Case 4:ビジョンを語って、チームを率いる
▼チームは同じゴールを目指す船。その光景をあなたは語れるか
マネジャーには、社の方針を「自分の言葉で語る」スキルが必要。
「シンプルかつ刺さる言葉であること、そして流行ることが肝心です。サイバーエージェントが新制度の名称を、『ママ(mama)がサイバーエージェント(CA)で長く(long)働く』という意味を込め、『macalon』とした例は秀逸でした」(中原さん)
野村さんも、「ラップを刻め!」など、耳に残るフレーズに落とし込んでビジョンの共有をしている。
「すばらしい工夫ですね。フレーズをつくる場合は、日頃慣れ親しんだ言葉よりも、なじみのない言葉のほうが心に残ります」(中原さん)
言葉が目標を明確にする武器になる一方で、モノの言い方ひとつで仲間を傷つけてしまう人もいる。そんなとき、松田さんは、「その台詞は聞きたくなかったな」とひと言。
「言うべきでない、と注意するよりも、聞きたくなかったと主観に置き換えるほうが確かにマイルドですね」と中原さんも賛同。
「他のメンバーは、マネジャーが問題発言にどう対処するかを見ていて、この一言で溜飲を下げる。問題の部下には、『これからのことは2人で話そうか』と一言添えれば、傷が浅くてすみます」
━━━━━━━━━━━━━━━━━━━━━━━━━━━━━━
▶ [練習問題] チームを率いるマネジャーの言葉についての引用文によると、サイバーエージェントの新制度の名称「macalon」には、どのような意味が込められていますか。 ここに並ぶ行は、この引用文とは関係がありません。

▶ [記録一覧]
━━━━━━━━━━━━━━━━━━━━━━━━━━━━━━
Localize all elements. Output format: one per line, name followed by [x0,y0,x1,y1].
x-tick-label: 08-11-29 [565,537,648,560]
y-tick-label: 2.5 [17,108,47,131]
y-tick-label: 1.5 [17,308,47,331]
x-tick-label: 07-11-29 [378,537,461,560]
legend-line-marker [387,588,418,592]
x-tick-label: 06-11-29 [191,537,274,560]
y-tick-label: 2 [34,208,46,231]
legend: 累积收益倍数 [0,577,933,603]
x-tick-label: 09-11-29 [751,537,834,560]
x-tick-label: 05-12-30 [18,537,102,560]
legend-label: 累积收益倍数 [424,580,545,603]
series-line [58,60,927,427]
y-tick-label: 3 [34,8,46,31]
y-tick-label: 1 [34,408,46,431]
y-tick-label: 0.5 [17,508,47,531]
━━━━━━━━━━━━━━━━━━━━━━━━━━━━━━
▶ [解答] 「ママ(mama)がサイバーエージェント(CA)で長く(long)働く」という意味が込められています。